══ Data section
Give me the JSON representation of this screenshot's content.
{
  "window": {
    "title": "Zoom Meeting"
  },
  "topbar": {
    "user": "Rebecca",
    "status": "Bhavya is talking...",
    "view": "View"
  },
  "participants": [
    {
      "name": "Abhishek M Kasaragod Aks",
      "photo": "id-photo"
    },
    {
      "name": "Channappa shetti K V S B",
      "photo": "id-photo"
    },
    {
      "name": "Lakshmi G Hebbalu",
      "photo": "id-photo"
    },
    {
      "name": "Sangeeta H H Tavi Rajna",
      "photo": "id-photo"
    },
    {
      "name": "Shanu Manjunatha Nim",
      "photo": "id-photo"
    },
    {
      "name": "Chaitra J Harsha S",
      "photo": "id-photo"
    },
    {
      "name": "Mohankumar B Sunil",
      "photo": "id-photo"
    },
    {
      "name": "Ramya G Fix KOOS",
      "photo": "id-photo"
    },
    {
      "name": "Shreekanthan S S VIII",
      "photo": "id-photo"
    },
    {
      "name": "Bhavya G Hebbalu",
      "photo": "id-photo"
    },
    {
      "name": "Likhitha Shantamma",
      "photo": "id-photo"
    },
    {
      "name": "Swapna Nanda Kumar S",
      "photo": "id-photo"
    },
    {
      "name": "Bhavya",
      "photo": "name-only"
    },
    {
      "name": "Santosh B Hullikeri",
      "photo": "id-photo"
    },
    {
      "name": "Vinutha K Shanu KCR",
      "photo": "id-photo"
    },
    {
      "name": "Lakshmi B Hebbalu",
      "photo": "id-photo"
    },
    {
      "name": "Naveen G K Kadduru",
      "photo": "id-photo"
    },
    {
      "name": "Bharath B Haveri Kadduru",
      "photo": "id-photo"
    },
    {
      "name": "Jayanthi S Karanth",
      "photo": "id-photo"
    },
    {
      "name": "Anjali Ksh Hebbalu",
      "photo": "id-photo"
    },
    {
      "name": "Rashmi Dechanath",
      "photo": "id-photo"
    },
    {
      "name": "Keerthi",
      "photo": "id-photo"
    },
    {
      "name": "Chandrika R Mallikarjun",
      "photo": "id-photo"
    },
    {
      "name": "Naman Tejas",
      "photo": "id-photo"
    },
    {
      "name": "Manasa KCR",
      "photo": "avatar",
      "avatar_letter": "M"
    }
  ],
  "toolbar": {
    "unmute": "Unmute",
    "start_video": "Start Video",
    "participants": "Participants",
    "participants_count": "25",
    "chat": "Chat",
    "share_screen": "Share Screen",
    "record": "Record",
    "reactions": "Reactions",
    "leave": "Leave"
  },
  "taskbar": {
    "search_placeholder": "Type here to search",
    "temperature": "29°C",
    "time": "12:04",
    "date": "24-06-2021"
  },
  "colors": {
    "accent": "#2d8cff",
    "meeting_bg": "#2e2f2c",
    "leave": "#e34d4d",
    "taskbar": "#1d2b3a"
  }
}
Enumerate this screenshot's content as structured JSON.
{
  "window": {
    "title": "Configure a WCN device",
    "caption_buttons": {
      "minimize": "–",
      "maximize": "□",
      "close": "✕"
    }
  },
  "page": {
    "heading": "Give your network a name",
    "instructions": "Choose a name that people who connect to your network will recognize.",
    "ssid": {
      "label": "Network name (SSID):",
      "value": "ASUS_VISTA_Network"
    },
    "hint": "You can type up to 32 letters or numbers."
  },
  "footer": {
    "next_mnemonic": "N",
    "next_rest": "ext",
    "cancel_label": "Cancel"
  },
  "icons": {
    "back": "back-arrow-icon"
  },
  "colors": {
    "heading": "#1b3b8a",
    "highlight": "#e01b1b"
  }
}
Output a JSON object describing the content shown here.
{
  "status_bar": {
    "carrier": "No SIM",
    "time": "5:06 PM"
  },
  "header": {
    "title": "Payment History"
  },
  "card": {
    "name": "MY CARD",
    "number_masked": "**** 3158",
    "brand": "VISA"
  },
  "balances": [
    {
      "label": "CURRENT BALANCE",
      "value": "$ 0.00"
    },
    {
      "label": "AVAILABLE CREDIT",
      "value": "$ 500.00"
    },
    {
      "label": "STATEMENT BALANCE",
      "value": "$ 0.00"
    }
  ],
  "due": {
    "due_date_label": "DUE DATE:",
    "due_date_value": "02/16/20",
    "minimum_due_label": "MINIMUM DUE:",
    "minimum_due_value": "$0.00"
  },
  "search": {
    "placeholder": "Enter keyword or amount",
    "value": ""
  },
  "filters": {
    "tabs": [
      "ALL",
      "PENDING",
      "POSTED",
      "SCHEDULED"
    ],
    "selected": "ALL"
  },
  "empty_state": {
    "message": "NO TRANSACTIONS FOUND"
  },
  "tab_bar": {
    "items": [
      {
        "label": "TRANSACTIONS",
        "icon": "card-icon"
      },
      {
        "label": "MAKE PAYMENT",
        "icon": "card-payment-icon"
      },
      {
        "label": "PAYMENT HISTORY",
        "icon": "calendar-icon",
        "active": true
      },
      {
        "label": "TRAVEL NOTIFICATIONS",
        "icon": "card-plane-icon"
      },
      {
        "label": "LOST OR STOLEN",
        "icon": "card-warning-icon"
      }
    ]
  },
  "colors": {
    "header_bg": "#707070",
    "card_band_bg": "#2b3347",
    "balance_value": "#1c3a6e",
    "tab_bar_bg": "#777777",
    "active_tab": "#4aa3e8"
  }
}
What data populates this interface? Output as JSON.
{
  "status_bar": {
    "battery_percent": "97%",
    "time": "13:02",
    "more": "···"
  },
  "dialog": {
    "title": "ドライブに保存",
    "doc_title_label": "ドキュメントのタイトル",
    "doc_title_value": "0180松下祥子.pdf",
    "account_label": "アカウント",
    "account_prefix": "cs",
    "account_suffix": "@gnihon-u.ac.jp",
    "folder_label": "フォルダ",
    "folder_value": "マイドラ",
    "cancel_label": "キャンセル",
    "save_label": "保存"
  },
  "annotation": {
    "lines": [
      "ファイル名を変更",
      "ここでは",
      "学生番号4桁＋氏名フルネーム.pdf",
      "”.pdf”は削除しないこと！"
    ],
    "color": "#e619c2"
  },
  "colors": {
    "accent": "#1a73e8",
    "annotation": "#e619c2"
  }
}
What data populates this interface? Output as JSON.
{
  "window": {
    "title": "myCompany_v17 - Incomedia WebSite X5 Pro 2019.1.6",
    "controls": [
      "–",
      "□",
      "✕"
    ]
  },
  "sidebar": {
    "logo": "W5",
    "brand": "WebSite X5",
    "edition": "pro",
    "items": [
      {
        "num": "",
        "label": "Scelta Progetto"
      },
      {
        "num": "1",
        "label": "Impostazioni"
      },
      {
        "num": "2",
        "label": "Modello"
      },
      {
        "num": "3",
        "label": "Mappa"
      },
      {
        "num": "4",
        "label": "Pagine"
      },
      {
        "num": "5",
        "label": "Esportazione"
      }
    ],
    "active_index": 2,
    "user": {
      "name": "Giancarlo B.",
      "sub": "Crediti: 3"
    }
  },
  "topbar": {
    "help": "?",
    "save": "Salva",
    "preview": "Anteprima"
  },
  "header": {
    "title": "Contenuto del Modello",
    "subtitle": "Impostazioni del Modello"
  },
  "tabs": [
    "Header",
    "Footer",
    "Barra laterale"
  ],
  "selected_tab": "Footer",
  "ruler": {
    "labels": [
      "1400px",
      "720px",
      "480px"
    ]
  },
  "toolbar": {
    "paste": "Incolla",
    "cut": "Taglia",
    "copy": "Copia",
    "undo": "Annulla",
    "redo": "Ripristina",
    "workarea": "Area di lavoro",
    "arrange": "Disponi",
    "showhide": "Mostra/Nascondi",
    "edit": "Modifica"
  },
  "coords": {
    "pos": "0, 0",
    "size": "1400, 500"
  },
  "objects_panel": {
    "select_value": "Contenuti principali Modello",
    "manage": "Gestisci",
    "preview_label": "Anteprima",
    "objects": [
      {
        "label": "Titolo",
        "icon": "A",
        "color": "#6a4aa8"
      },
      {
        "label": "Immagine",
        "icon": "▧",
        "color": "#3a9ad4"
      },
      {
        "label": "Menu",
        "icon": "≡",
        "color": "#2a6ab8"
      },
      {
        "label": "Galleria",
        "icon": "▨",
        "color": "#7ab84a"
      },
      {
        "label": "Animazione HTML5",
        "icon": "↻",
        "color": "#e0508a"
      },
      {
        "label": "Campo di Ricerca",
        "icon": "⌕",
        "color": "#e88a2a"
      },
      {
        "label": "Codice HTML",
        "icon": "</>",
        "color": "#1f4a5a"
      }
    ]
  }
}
════
Problem to work on ::
Look over the listing above. Pick out and copy every line that includes "Shanu".

Result for this exercise ::
      "name": "Shanu Manjunatha Nim",
      "name": "Vinutha K Shanu KCR",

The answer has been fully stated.